= Exercise details =
Extract all lines that hold "Arabia" from the records below.

= Provided information =
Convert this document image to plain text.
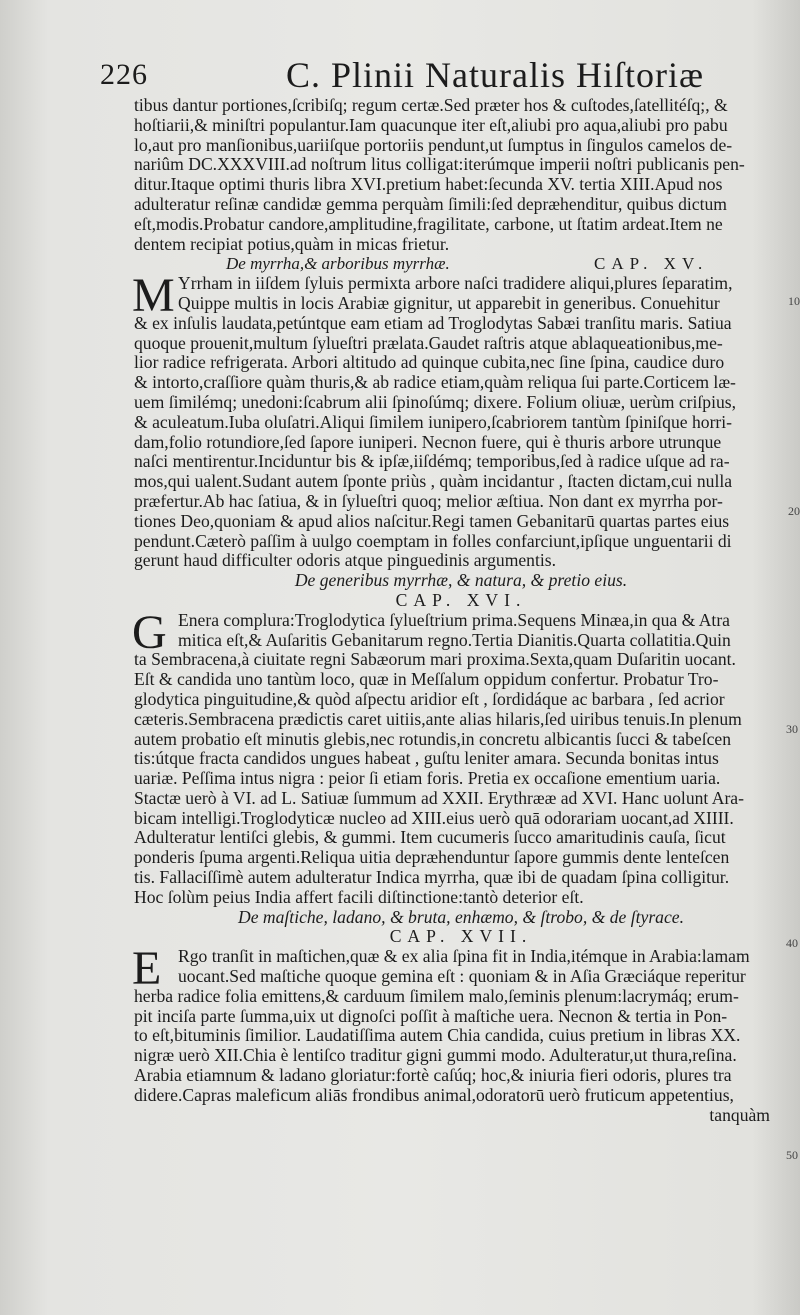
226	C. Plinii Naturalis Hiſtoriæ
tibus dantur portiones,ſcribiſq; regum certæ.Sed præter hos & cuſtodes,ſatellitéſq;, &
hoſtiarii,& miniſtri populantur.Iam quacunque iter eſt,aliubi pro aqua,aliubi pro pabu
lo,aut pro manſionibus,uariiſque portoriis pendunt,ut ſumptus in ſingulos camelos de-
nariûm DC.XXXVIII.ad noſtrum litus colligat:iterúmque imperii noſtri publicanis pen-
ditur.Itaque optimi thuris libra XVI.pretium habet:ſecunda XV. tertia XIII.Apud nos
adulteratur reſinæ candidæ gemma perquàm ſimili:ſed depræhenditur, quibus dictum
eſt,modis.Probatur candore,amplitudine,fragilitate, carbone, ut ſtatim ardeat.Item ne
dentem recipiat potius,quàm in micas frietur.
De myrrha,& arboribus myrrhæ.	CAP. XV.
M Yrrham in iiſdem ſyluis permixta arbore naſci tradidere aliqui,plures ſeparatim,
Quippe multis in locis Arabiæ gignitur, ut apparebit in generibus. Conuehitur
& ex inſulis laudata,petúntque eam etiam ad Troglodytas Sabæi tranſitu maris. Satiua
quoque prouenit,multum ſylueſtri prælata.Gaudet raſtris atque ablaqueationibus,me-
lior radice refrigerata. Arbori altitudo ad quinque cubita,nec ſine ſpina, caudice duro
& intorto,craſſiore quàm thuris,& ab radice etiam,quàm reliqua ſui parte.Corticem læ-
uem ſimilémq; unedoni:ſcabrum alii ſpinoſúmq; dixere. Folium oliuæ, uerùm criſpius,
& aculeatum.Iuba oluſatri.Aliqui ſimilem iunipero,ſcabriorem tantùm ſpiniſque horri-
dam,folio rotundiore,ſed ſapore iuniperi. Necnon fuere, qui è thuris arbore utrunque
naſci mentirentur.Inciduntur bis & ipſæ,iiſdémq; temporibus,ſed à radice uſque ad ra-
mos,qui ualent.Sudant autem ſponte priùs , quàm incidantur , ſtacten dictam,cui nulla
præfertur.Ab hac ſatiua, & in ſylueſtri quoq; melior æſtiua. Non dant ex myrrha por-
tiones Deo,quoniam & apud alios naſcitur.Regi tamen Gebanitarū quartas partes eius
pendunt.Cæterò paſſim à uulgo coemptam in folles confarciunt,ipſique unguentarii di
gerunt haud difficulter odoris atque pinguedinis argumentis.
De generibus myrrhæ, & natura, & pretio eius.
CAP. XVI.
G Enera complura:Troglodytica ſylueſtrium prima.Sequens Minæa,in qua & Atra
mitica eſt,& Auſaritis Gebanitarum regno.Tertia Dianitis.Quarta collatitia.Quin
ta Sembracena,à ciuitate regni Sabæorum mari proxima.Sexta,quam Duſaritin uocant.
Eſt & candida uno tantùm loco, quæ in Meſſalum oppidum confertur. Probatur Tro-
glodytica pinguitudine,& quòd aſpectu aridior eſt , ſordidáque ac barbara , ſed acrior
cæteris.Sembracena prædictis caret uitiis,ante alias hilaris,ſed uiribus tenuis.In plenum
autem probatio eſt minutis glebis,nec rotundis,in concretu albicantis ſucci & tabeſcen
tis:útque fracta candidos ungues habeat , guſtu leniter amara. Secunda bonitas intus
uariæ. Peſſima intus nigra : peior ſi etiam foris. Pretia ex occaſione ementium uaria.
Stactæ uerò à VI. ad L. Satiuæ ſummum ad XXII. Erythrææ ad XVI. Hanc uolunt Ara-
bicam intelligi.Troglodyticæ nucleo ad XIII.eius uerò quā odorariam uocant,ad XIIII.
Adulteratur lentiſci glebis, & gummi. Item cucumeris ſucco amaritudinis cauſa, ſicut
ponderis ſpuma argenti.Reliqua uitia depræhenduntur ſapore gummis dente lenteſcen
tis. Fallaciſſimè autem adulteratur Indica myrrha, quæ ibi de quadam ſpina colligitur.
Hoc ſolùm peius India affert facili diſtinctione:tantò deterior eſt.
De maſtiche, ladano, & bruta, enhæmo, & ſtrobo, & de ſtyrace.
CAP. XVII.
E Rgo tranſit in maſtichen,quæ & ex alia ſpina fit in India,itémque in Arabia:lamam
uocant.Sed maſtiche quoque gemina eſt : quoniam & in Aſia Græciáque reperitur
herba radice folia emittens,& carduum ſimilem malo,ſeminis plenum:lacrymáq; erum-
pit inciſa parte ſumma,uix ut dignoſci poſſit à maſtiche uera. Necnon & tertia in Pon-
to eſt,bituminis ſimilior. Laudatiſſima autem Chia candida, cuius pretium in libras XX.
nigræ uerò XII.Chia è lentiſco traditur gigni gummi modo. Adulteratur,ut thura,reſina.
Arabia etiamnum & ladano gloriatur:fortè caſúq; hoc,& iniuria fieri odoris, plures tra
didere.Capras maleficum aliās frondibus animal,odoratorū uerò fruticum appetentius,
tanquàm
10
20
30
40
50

= Exercise solution =
E Rgo tranſit in maſtichen,quæ & ex alia ſpina fit in India,itémque in Arabia:lamam
Arabia etiamnum & ladano gloriatur:fortè caſúq; hoc,& iniuria fieri odoris, plures tra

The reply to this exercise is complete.